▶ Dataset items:
☆ ☆ ☆ ☆

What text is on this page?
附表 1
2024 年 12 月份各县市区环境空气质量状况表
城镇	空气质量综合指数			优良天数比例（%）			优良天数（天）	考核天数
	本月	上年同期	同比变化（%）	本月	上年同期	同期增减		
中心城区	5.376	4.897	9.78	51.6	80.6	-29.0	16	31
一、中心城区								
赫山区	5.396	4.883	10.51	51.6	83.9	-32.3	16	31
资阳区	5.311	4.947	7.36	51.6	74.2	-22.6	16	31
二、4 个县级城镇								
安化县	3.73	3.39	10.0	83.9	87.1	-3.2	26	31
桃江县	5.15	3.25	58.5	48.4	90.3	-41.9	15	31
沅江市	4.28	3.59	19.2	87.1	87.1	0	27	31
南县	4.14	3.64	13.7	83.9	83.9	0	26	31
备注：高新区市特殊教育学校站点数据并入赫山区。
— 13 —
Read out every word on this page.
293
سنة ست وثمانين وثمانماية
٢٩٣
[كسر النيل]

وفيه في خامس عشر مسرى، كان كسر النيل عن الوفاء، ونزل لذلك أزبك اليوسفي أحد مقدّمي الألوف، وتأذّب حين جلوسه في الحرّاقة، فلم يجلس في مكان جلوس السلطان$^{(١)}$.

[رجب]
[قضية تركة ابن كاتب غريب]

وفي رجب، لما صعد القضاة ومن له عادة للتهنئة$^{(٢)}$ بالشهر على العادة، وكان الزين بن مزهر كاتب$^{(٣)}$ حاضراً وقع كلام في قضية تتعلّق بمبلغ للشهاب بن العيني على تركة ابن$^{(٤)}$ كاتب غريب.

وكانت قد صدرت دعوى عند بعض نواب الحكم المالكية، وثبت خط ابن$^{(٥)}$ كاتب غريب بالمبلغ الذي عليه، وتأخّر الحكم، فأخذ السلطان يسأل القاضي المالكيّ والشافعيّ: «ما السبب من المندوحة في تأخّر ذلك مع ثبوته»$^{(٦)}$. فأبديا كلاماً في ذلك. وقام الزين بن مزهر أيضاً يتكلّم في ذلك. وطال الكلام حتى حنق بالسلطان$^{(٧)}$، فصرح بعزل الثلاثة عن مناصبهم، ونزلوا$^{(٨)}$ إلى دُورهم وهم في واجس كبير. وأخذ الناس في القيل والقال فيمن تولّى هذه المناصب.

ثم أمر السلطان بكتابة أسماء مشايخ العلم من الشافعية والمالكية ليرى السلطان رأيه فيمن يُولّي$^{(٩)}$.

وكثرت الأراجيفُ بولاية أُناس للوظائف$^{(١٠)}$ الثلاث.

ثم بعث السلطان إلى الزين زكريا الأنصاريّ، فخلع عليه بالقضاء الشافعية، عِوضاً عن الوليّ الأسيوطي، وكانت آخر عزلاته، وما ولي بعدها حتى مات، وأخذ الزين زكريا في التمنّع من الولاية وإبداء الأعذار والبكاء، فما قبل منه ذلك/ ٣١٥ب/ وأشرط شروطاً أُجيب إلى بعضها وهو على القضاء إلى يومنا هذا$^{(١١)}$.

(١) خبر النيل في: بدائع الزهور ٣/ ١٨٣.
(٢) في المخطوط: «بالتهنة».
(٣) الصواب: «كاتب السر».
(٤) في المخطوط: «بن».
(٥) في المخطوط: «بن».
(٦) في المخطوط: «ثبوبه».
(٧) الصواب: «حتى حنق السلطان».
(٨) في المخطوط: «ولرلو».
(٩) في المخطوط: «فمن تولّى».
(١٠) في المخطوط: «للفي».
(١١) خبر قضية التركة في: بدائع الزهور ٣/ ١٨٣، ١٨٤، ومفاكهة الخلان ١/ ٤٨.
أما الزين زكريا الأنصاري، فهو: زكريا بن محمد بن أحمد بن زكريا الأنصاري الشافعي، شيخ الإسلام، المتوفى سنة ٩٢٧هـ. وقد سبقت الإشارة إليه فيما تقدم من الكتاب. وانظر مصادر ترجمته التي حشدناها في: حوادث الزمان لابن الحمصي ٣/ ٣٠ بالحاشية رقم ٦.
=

☆ ☆ ☆ ☆

▶ Instruction: Check each line of the entries for the string "النيل". Copy the lines that have it.

▶ The result:
[كسر النيل]
وفيه في خامس عشر مسرى، كان كسر النيل عن الوفاء، ونزل لذلك أزبك اليوسفي أحد مقدّمي الألوف، وتأذّب حين جلوسه في الحرّاقة، فلم يجلس في مكان جلوس السلطان$^{(١)}$.
(١) خبر النيل في: بدائع الزهور ٣/ ١٨٣.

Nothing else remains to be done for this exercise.